(Collected data entries)
-- BEGIN --

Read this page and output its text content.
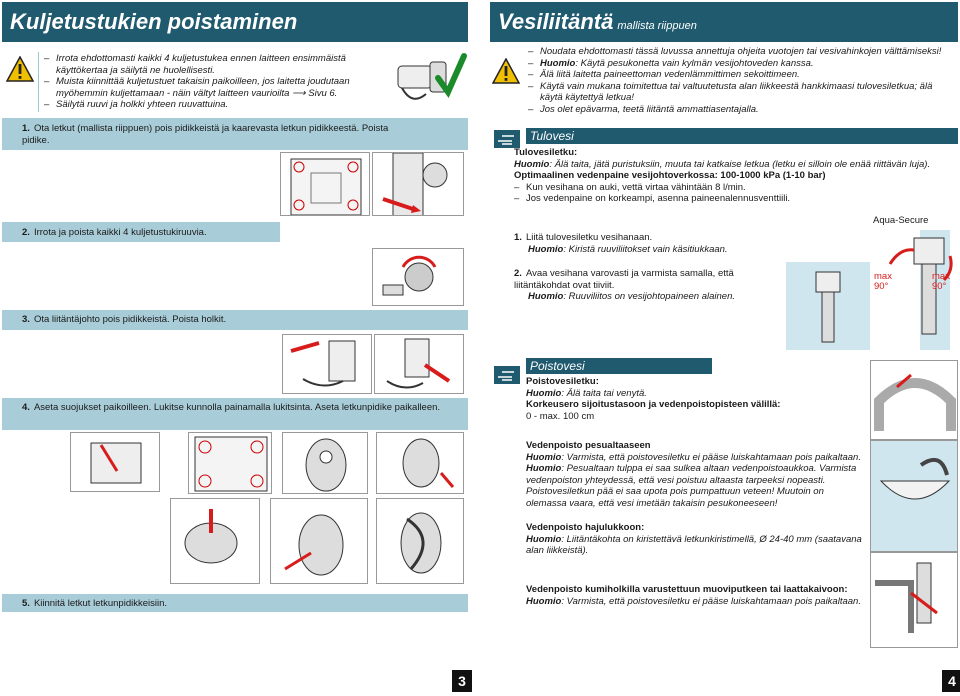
Kuljetustukien poistaminen
– Irrota ehdottomasti kaikki 4 kuljetustukea ennen laitteen ensimmäistä käyttökertaa ja säilytä ne huolellisesti.
– Muista kiinnittää kuljetustuet takaisin paikoilleen, jos laitetta joudutaan myöhemmin kuljettamaan - näin vältyt laitteen vaurioilta ⟶ Sivu 6.
– Säilytä ruuvi ja holkki yhteen ruuvattuina.
1. Ota letkut (mallista riippuen) pois pidikkeistä ja kaarevasta letkun pidikkeestä. Poista pidike.
2. Irrota ja poista kaikki 4 kuljetustukiruuvia.
3. Ota liitäntäjohto pois pidikkeistä. Poista holkit.
4. Aseta suojukset paikoilleen. Lukitse kunnolla painamalla lukitsinta. Aseta letkunpidike paikalleen.
5. Kiinnitä letkut letkunpidikkeisiin.
3
Vesiliitäntä mallista riippuen
– Noudata ehdottomasti tässä luvussa annettuja ohjeita vuotojen tai vesivahinkojen välttämiseksi!
– Huomio: Käytä pesukonetta vain kylmän vesijohtoveden kanssa.
– Älä liitä laitetta paineettoman vedenlämmittimen sekoittimeen.
– Käytä vain mukana toimitettua tai valtuutetusta alan liikkeestä hankkimaasi tulovesiletkua; älä käytä käytettyä letkua!
– Jos olet epävarma, teetä liitäntä ammattiasentajalla.
Tulovesi
Tulovesiletku:
Huomio: Älä taita, jätä puristuksiin, muuta tai katkaise letkua (letku ei silloin ole enää riittävän luja).
Optimaalinen vedenpaine vesijohtoverkossa: 100-1000 kPa (1-10 bar)
– Kun vesihana on auki, vettä virtaa vähintään 8 l/min.
– Jos vedenpaine on korkeampi, asenna paineenalennusventtiili.
Aqua-Secure
1. Liitä tulovesiletku vesihanaan.
Huomio: Kiristä ruuviliitokset vain käsitiukkaan.
2. Avaa vesihana varovasti ja varmista samalla, että liitäntäkohdat ovat tiiviit.
Huomio: Ruuviliitos on vesijohtopaineen alainen.
max
90°
max
90°
Poistovesi
Poistovesiletku:
Huomio: Älä taita tai venytä.
Korkeusero sijoitustasoon ja vedenpoistopisteen välillä:
0 - max. 100 cm
Vedenpoisto pesualtaaseen
Huomio: Varmista, että poistovesiletku ei pääse luiskahtamaan pois paikaltaan.
Huomio: Pesualtaan tulppa ei saa sulkea altaan vedenpoistoaukkoa. Varmista vedenpoiston yhteydessä, että vesi poistuu altaasta tarpeeksi nopeasti. Poistovesiletkun pää ei saa upota pois pumpattuun veteen! Muutoin on olemassa vaara, että vesi imetään takaisin pesukoneeseen!
Vedenpoisto hajulukkoon:
Huomio: Liitäntäkohta on kiristettävä letkunkiristimellä, Ø 24-40 mm (saatavana alan liikkeistä).
Vedenpoisto kumiholkilla varustettuun muoviputkeen tai laattakaivoon:
Huomio: Varmista, että poistovesiletku ei pääse luiskahtamaan pois paikaltaan.
4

-- END --

*TASK PROMPT*.
Apart from the pictures, the entries above are to be repeated in full and exactly.

*RESULT FOR THIS TASK*.
Read this page and output its text content.
Kuljetustukien poistaminen
– Irrota ehdottomasti kaikki 4 kuljetustukea ennen laitteen ensimmäistä käyttökertaa ja säilytä ne huolellisesti.
– Muista kiinnittää kuljetustuet takaisin paikoilleen, jos laitetta joudutaan myöhemmin kuljettamaan - näin vältyt laitteen vaurioilta ⟶ Sivu 6.
– Säilytä ruuvi ja holkki yhteen ruuvattuina.
1. Ota letkut (mallista riippuen) pois pidikkeistä ja kaarevasta letkun pidikkeestä. Poista pidike.
2. Irrota ja poista kaikki 4 kuljetustukiruuvia.
3. Ota liitäntäjohto pois pidikkeistä. Poista holkit.
4. Aseta suojukset paikoilleen. Lukitse kunnolla painamalla lukitsinta. Aseta letkunpidike paikalleen.
5. Kiinnitä letkut letkunpidikkeisiin.
3
Vesiliitäntä mallista riippuen
– Noudata ehdottomasti tässä luvussa annettuja ohjeita vuotojen tai vesivahinkojen välttämiseksi!
– Huomio: Käytä pesukonetta vain kylmän vesijohtoveden kanssa.
– Älä liitä laitetta paineettoman vedenlämmittimen sekoittimeen.
– Käytä vain mukana toimitettua tai valtuutetusta alan liikkeestä hankkimaasi tulovesiletkua; älä käytä käytettyä letkua!
– Jos olet epävarma, teetä liitäntä ammattiasentajalla.
Tulovesi
Tulovesiletku:
Huomio: Älä taita, jätä puristuksiin, muuta tai katkaise letkua (letku ei silloin ole enää riittävän luja).
Optimaalinen vedenpaine vesijohtoverkossa: 100-1000 kPa (1-10 bar)
– Kun vesihana on auki, vettä virtaa vähintään 8 l/min.
– Jos vedenpaine on korkeampi, asenna paineenalennusventtiili.
Aqua-Secure
1. Liitä tulovesiletku vesihanaan.
Huomio: Kiristä ruuviliitokset vain käsitiukkaan.
2. Avaa vesihana varovasti ja varmista samalla, että liitäntäkohdat ovat tiiviit.
Huomio: Ruuviliitos on vesijohtopaineen alainen.
max
90°
max
90°
Poistovesi
Poistovesiletku:
Huomio: Älä taita tai venytä.
Korkeusero sijoitustasoon ja vedenpoistopisteen välillä:
0 - max. 100 cm
Vedenpoisto pesualtaaseen
Huomio: Varmista, että poistovesiletku ei pääse luiskahtamaan pois paikaltaan.
Huomio: Pesualtaan tulppa ei saa sulkea altaan vedenpoistoaukkoa. Varmista vedenpoiston yhteydessä, että vesi poistuu altaasta tarpeeksi nopeasti. Poistovesiletkun pää ei saa upota pois pumpattuun veteen! Muutoin on olemassa vaara, että vesi imetään takaisin pesukoneeseen!
Vedenpoisto hajulukkoon:
Huomio: Liitäntäkohta on kiristettävä letkunkiristimellä, Ø 24-40 mm (saatavana alan liikkeistä).
Vedenpoisto kumiholkilla varustettuun muoviputkeen tai laattakaivoon:
Huomio: Varmista, että poistovesiletku ei pääse luiskahtamaan pois paikaltaan.
4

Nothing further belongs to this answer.